# EXERCISE DIRECTIONS:
Please copy everything from the start of the records down through the line containing "stories-options-icon[interactable]: •••: [1167, 64, 1185, 80]", keeping both ends and changing nothing.

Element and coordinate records
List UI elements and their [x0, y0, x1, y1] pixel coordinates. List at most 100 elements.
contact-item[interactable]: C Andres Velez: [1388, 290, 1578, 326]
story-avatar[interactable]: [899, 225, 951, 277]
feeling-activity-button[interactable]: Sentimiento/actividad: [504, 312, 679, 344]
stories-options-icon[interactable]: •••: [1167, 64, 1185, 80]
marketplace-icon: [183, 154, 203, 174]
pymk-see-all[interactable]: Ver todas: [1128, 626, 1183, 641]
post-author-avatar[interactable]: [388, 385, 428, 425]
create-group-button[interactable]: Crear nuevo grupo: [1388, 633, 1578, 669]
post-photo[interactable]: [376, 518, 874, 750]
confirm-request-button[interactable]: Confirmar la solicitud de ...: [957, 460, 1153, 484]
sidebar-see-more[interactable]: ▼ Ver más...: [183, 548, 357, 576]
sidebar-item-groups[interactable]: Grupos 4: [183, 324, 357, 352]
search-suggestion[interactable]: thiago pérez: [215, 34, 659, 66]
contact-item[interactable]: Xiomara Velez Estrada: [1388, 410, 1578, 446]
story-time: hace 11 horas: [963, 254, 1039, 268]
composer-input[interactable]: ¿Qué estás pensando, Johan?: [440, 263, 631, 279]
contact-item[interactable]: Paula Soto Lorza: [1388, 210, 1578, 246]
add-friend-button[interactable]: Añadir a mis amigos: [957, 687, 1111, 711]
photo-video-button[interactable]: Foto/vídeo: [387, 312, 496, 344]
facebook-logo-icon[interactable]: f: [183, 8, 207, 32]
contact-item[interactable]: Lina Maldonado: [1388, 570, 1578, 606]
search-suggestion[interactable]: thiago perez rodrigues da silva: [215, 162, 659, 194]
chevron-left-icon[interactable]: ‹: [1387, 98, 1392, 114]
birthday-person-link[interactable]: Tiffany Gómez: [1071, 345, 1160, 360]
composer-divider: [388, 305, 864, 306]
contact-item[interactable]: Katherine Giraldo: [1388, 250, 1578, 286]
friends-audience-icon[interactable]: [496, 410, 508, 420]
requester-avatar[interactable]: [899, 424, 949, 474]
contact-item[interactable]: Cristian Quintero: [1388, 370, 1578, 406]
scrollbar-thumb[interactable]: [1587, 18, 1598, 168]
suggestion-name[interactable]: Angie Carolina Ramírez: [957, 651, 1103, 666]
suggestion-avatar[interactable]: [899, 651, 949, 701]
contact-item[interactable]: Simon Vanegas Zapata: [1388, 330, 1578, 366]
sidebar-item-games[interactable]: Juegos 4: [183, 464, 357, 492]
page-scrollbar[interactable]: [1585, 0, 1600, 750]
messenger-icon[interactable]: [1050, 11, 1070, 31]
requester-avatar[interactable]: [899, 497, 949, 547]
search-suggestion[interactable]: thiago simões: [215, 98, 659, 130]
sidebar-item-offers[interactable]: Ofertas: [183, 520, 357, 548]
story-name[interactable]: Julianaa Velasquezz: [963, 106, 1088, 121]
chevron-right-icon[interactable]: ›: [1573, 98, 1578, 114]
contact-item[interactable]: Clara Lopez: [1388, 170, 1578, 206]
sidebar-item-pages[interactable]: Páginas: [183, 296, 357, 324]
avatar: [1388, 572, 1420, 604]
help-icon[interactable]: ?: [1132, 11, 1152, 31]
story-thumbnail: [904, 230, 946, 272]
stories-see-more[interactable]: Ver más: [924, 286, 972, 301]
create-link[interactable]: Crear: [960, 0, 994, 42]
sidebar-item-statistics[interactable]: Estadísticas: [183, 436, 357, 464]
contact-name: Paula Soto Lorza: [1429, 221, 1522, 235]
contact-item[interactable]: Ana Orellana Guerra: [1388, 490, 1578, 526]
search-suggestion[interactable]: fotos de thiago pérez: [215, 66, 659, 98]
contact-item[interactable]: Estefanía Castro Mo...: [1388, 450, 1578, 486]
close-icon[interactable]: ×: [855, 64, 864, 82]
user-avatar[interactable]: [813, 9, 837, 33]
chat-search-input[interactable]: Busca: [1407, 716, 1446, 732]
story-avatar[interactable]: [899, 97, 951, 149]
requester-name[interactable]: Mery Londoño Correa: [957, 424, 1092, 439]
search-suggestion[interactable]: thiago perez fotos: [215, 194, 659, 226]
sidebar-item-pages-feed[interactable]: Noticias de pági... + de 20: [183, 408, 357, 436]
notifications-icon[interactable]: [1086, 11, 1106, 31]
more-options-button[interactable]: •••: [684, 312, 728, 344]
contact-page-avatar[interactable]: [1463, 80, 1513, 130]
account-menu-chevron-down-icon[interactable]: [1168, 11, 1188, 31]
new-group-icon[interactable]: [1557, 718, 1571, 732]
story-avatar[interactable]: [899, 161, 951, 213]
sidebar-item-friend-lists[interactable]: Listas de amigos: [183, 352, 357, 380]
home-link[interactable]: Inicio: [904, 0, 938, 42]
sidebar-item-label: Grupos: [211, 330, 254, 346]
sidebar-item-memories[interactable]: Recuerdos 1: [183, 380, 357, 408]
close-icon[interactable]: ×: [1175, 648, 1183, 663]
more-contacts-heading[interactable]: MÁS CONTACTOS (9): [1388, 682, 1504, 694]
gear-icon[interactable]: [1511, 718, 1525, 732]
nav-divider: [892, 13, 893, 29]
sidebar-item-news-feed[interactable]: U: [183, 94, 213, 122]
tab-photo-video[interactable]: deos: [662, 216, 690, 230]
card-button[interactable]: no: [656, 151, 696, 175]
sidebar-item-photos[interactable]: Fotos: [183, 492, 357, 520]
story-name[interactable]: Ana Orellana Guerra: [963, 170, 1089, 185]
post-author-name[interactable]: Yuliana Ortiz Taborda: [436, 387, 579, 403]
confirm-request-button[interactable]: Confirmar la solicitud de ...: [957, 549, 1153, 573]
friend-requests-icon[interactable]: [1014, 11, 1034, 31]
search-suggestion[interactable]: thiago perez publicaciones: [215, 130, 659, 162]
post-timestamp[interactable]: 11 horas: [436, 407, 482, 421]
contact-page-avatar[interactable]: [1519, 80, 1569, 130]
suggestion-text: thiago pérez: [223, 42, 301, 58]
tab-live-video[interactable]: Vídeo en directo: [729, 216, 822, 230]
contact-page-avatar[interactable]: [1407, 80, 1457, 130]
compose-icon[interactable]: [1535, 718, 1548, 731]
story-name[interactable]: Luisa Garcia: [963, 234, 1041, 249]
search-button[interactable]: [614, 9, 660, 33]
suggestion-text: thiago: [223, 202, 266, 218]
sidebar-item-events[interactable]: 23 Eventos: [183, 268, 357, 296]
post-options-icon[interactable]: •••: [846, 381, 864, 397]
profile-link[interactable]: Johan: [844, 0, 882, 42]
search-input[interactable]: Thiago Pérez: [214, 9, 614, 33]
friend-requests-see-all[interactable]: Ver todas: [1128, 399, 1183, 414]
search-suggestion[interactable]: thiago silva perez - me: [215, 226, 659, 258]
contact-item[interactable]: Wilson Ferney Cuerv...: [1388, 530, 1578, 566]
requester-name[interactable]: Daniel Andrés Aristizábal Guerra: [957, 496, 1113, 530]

# THE COMPLETED TASK:
List UI elements and their [x0, y0, x1, y1] pixel coordinates. List at most 100 elements.
contact-item[interactable]: C Andres Velez: [1388, 290, 1578, 326]
story-avatar[interactable]: [899, 225, 951, 277]
feeling-activity-button[interactable]: Sentimiento/actividad: [504, 312, 679, 344]
stories-options-icon[interactable]: •••: [1167, 64, 1185, 80]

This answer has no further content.